==== Textauszug ====

Entscheidungsstichwort (Thema)
Zumutbarkeit eines Zahlungsmittels bei erforderlicher Eingabe von PIN und TAN in Eingabemaske eines Zahlungsauslösedienstes
Leitsatz (amtlich)
1. Ein gängiges Zahlungsmittel ist im Regelfall auch zumutbar i.S.d. § 312a Abs. 4 Nr. 1 BGB.
2. Die Erforderlichkeit der Eingabe einer sog. Einmal-PIN und -TAN in die Eingabemaske eines Zahlungsauslösedienstes stellt die Zumutbarkeit dieser Zahlungsmethode i.S.d. § 312a Abs. 4 Nr. 1 BGB allein nicht in Frage, sofern keine konkreten Missbrauchsgefahren dargestellt und nachgewiesen werden.
3. Die Zumutbarkeit entfällt auch nicht im Hinblick auf den Umstand, dass Kunden mit ihren Banken Allgemeine Geschäftsbedingungen vereinbart haben, in denen die Weitergabe von PIN und TAN an andere als von der Bank mitgeteilte Online-Banking-Zugangskanäle untersagt wird. Diese in Ziff. 7.2, dritter Spiegelstrich enthaltene Regelung der Allgemeinen Geschäftsbedingungen einiger Großbanken ist wegen Verstoßes gegen Art. 101 AEUV sowie §§ 1, 19 Abs. 3 Satz 1 i.V.m. Abs. 1, 2 Nr. 1 GWB nichtig.
4. Die Zielsetzung der Zahlungsdiensterichtlinie RL 2015/2366 EU spricht dafür, dass bereits vor Ablauf der Umsetzungsfrist Zahlungsauslösedienste als mit anderen kostenlosen Zahlungsmöglichkeiten im Internet gleichwertig eingeordnet werden.

==== Vorliegendes Material ====

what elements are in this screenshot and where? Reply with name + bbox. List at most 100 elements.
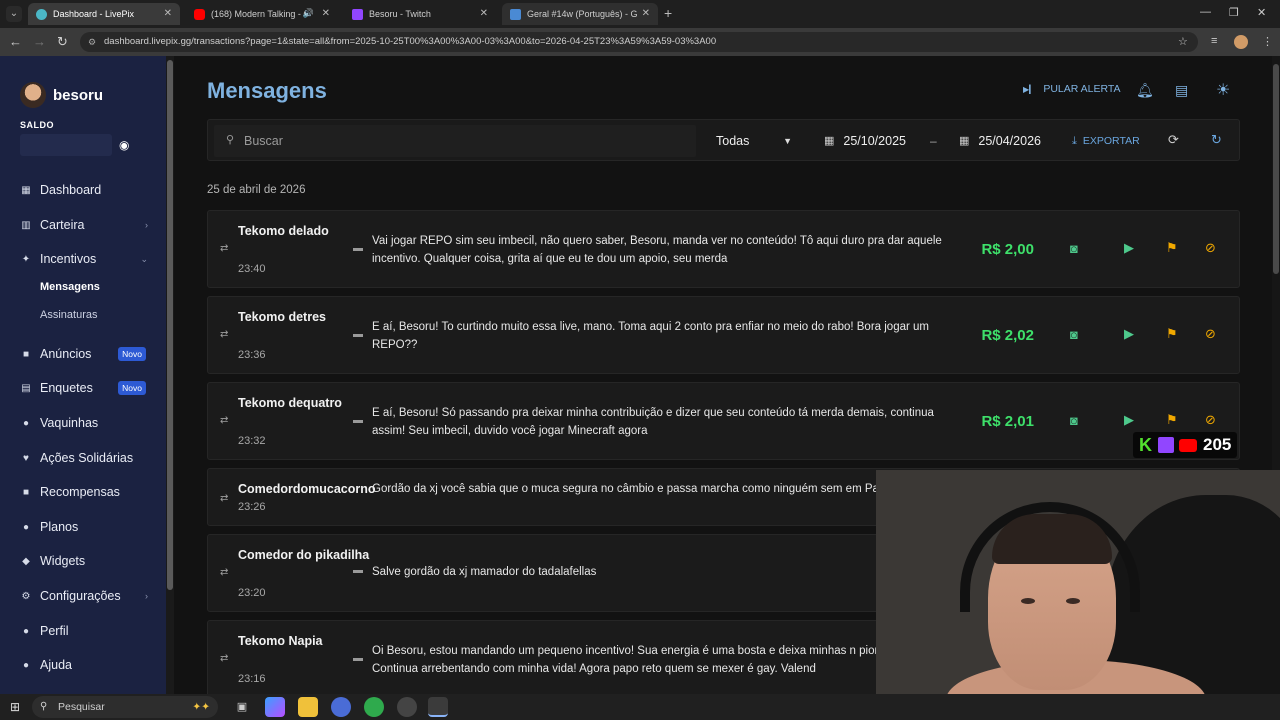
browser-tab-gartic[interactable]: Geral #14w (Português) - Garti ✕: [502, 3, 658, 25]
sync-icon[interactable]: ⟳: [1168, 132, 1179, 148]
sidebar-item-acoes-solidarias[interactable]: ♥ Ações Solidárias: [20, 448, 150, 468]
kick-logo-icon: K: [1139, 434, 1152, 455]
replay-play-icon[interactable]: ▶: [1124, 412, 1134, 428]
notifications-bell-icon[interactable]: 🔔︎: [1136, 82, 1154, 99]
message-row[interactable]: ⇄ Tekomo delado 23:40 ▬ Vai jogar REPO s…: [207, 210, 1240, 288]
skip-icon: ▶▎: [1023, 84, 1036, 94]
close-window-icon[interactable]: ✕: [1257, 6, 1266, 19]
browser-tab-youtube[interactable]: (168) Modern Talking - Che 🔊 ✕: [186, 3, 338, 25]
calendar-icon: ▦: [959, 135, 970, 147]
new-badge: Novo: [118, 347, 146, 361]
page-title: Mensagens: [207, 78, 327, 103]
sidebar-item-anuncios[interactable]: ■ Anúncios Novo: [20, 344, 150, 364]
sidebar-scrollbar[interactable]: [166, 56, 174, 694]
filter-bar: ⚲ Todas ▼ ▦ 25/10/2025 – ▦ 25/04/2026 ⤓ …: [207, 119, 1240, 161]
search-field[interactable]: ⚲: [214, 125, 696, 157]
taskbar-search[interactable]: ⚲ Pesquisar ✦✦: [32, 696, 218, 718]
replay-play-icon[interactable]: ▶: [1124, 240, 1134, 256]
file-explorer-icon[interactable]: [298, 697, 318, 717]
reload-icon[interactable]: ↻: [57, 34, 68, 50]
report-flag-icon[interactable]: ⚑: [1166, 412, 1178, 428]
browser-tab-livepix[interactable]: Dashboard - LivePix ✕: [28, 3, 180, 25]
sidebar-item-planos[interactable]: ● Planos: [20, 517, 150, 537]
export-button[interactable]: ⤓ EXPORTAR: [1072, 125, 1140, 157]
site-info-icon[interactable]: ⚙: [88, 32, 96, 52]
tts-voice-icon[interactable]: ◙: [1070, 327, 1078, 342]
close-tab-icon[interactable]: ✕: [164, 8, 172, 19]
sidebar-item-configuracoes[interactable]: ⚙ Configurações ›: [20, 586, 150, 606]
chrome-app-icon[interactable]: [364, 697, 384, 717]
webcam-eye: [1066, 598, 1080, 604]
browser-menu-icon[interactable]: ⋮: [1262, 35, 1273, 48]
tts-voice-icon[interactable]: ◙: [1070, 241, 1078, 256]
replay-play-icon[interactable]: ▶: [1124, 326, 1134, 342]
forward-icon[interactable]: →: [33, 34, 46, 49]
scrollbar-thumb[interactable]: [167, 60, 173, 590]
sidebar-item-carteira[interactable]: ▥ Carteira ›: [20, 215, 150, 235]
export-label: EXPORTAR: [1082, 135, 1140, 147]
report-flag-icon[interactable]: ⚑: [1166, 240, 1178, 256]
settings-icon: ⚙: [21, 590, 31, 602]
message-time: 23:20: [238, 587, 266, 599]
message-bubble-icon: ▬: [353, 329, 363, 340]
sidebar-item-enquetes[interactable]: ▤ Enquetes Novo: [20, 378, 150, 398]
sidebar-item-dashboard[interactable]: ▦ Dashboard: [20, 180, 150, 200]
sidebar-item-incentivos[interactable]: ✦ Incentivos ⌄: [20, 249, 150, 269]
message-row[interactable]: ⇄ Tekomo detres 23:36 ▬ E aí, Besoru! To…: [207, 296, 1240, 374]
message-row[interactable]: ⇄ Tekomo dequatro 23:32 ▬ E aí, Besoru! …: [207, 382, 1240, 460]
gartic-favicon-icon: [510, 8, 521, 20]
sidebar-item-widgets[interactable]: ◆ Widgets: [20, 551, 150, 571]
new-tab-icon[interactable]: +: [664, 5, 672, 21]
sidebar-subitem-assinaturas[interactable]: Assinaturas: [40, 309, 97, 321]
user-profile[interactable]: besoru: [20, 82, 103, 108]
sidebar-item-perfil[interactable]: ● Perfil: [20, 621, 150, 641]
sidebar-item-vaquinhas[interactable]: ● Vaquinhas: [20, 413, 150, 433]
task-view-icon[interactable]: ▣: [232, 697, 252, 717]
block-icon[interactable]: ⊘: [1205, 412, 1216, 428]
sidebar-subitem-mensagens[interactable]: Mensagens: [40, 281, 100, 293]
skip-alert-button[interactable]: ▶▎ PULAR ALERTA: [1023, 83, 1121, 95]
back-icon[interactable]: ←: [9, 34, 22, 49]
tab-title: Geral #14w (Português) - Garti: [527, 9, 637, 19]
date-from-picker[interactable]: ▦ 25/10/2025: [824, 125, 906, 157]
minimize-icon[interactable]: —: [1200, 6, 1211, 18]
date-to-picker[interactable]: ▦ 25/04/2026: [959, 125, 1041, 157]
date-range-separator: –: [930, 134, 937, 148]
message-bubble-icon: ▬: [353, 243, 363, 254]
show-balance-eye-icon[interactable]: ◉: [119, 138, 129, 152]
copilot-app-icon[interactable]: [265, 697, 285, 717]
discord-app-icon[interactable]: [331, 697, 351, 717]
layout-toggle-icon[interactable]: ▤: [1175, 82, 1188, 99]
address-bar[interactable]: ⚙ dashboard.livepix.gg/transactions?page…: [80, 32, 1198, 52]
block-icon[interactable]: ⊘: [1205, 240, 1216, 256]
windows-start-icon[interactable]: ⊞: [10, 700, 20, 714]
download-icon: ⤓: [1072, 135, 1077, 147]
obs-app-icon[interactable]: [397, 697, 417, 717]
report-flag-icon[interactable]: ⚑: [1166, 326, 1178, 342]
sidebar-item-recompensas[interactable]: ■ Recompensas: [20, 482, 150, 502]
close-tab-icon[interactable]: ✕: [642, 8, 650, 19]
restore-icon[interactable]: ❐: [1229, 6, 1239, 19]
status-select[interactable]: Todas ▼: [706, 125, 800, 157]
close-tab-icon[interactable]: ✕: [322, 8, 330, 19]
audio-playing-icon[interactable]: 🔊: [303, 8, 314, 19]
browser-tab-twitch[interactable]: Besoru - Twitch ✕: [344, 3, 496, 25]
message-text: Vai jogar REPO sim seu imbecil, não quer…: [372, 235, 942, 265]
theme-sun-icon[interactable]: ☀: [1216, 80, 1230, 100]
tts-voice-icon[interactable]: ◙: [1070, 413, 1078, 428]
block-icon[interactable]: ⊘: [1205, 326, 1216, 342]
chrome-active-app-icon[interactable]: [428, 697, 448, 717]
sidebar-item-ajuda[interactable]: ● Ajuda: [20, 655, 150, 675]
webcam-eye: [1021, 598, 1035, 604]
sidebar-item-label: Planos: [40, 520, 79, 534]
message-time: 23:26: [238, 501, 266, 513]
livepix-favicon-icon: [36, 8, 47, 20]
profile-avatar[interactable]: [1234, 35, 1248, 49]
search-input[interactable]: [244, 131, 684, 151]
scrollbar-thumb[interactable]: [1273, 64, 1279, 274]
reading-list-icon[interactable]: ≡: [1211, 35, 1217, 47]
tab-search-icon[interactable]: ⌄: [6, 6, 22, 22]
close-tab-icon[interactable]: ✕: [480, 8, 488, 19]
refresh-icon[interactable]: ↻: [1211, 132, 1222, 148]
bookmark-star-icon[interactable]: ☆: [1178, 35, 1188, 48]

====

**Aufgabe 1**
Wiederhole wortgetreu den Abschnitt der Datensätze, der mit der Zeile beginnt, die „browser-tab-gartic[interactable]: Geral #14w" enthält, und mit der Zeile endet, die „replay-play-icon[interactable]: ▶: [1124, 412, 1134, 428]" enthält, wobei beide Zeilen eingeschlossen sind.
**Aufgabe 2**
Setze den Textauszug über die Zumutbarkeit von Zahlungsauslösediensten im Anschluss an seinen letzten Satz fort.

**Antwort 1**
browser-tab-gartic[interactable]: Geral #14w (Português) - Garti ✕: [502, 3, 658, 25]
sync-icon[interactable]: ⟳: [1168, 132, 1179, 148]
sidebar-item-acoes-solidarias[interactable]: ♥ Ações Solidárias: [20, 448, 150, 468]
kick-logo-icon: K: [1139, 434, 1152, 455]
replay-play-icon[interactable]: ▶: [1124, 412, 1134, 428]

**Antwort 2**
Normenkette
BGB § 312a Abs. 4 Nr. 1; UKlaG §§ 2, 7; ZPO § 66; GWB § 1
Verfahrensgang
Nachgehend
Tenor
Auf die Berufung der Beklagten wird das Urteil des LG Frankfurt am Main - 6. Zivilkammer - vom 24.6.2015 abgeändert und die Klage abgewiesen.
Die Kosten des Rechtsstreits hat die Klägerin zu tragen.
Das Urteil ist vorläufig vollstreckbar. Der Klägerin wird nachgelassen, die Vollstreckung der Beklagten gegen Sicherheitsleistung in Höhe von 110 % des vollstreckbaren Betrages abzuwenden, sofern nicht die Beklagte vor der Vollstreckung Sicherheit in Höhe von 110 % des zu vollstreckenden Betrages geleistet.
Die Revision wird zugelassen.
Die Nebenintervention wird zurückgewiesen.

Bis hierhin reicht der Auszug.